__REQUEST__
Lines that contain the string "Made" are to be copied; leave out all others.

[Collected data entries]
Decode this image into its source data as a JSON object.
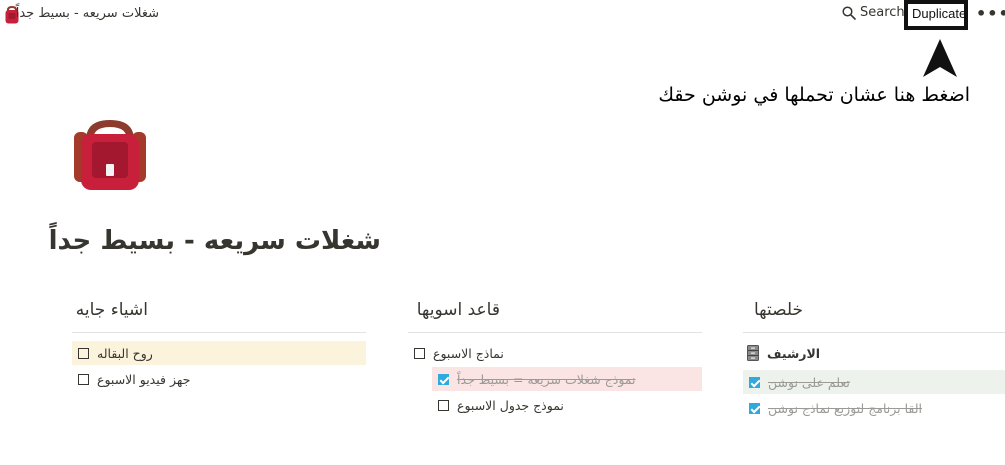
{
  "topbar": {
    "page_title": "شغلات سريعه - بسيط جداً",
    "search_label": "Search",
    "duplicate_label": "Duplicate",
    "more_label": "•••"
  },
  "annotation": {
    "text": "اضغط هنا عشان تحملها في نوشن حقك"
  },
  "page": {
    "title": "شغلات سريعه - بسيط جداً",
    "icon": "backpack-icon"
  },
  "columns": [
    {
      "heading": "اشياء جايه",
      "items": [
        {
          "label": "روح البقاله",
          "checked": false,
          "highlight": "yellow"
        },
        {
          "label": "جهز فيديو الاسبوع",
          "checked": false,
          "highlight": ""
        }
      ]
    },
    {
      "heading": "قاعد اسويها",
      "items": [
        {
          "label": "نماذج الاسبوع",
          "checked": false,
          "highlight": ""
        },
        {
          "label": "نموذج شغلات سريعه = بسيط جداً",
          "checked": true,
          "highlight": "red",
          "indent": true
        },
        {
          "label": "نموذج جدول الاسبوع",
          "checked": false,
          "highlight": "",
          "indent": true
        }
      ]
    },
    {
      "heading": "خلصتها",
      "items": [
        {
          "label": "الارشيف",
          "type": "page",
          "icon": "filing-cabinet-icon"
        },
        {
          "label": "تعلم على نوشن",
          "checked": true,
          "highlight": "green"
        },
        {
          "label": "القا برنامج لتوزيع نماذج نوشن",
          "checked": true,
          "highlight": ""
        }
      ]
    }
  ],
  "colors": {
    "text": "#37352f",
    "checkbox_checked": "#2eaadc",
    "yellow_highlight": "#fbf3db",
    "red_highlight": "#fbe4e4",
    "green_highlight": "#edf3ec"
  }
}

...

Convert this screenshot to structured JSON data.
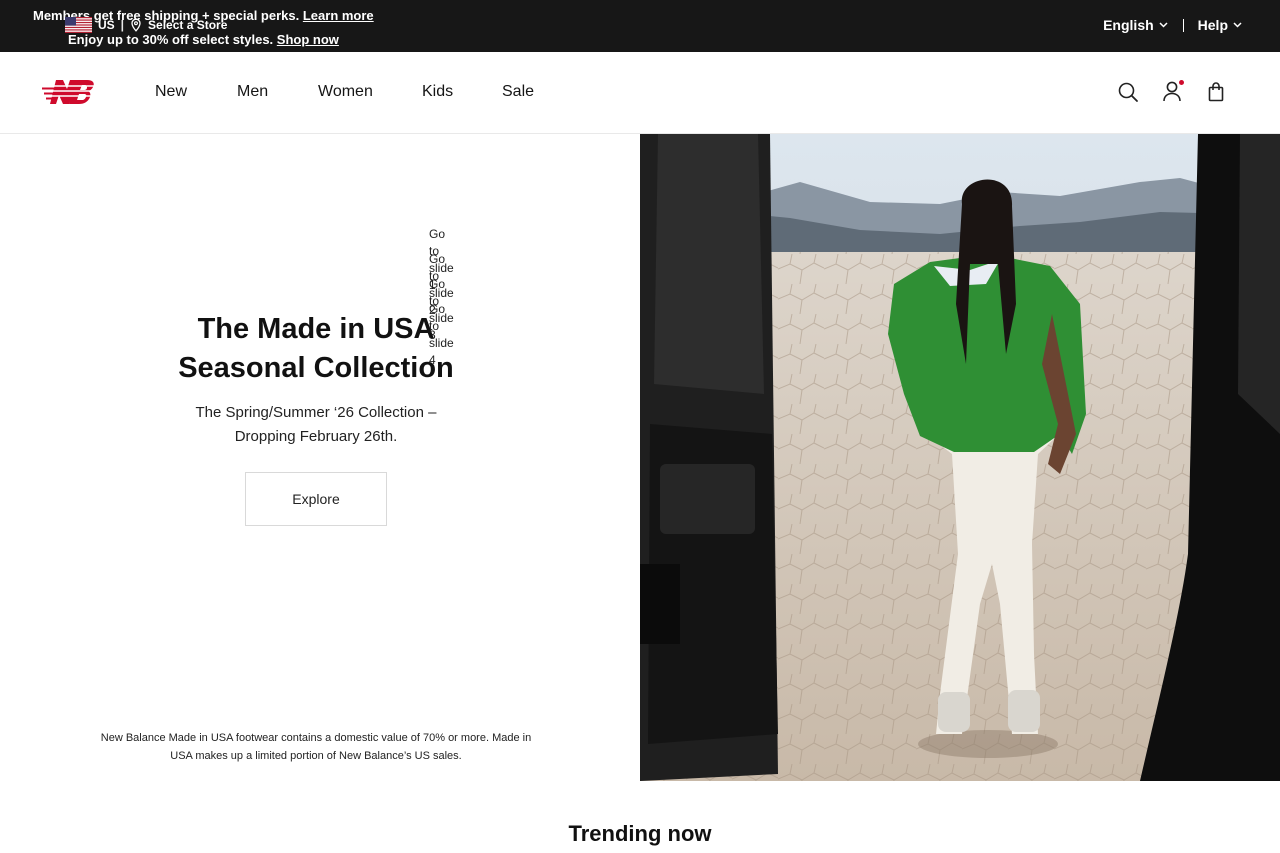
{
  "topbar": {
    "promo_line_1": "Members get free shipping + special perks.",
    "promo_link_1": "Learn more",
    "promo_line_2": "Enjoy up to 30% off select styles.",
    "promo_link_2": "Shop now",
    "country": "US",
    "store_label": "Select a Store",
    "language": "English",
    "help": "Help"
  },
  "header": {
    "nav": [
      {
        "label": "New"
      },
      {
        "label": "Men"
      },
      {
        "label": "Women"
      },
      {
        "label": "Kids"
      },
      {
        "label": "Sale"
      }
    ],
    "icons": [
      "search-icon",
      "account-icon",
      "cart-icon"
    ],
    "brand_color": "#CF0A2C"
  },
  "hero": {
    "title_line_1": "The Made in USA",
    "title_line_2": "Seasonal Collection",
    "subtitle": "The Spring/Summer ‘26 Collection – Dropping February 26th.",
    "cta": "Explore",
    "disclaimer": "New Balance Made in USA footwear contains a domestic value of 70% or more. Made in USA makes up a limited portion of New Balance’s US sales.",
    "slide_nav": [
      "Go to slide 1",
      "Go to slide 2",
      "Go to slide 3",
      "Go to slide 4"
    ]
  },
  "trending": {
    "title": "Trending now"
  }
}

__RESULT OF THE TASK__
    "title_line_1": "The Made in USA",
    "disclaimer": "New Balance Made in USA footwear contains a domestic value of 70% or more. Made in USA makes up a limited portion of New Balance’s US sales.",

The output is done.